Rows from a figure dataset =
· · · · ·

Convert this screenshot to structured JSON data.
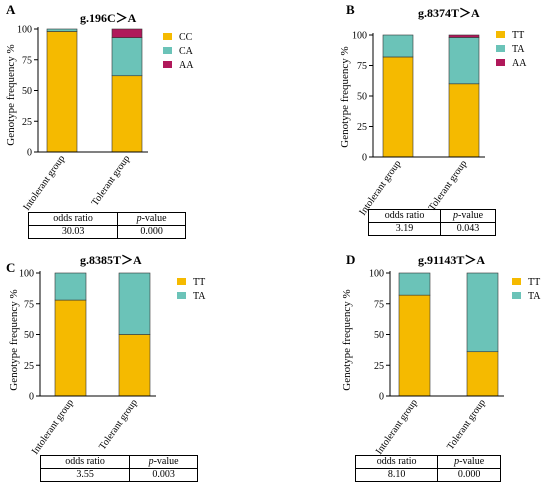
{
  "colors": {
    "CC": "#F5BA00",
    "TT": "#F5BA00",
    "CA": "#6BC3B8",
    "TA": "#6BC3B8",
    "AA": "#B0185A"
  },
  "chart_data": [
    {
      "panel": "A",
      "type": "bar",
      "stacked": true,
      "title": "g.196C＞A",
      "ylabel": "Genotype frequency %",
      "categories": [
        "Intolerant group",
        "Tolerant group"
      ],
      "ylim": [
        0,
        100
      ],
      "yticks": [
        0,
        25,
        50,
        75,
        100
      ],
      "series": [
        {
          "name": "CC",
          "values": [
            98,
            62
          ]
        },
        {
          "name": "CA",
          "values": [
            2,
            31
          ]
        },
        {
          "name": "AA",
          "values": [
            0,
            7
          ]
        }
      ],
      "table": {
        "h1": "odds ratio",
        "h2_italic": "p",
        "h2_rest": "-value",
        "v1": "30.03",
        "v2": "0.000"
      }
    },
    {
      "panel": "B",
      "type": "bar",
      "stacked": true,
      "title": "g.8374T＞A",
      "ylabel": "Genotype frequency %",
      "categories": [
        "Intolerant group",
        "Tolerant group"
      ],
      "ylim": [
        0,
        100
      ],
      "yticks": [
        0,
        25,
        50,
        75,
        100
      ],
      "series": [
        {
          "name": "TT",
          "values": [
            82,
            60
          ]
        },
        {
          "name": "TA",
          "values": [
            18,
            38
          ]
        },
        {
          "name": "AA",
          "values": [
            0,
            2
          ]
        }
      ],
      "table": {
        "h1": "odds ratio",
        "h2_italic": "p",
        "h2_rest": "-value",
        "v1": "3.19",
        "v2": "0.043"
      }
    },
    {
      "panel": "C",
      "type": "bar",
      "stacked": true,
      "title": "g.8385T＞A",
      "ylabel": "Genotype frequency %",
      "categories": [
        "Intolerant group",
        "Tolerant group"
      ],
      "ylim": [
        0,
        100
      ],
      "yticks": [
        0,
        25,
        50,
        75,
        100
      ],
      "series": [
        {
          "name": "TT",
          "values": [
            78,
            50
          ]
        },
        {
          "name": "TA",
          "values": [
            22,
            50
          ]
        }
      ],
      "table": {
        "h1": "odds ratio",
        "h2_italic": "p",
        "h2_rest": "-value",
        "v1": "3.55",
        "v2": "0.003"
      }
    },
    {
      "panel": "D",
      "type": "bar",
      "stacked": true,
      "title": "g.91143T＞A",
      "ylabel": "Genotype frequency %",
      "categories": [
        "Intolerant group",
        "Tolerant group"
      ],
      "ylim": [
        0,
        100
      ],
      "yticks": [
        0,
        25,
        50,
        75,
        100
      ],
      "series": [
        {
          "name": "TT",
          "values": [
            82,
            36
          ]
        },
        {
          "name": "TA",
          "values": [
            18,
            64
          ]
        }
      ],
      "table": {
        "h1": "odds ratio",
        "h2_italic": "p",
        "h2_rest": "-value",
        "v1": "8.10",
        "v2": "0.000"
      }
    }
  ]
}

· · · · ·

STATED GOAL = Collect each line of the entries that has the word "title", copying it in full.

TASK RESULT =
      "title": "g.196C＞A",
      "title": "g.8374T＞A",
      "title": "g.8385T＞A",
      "title": "g.91143T＞A",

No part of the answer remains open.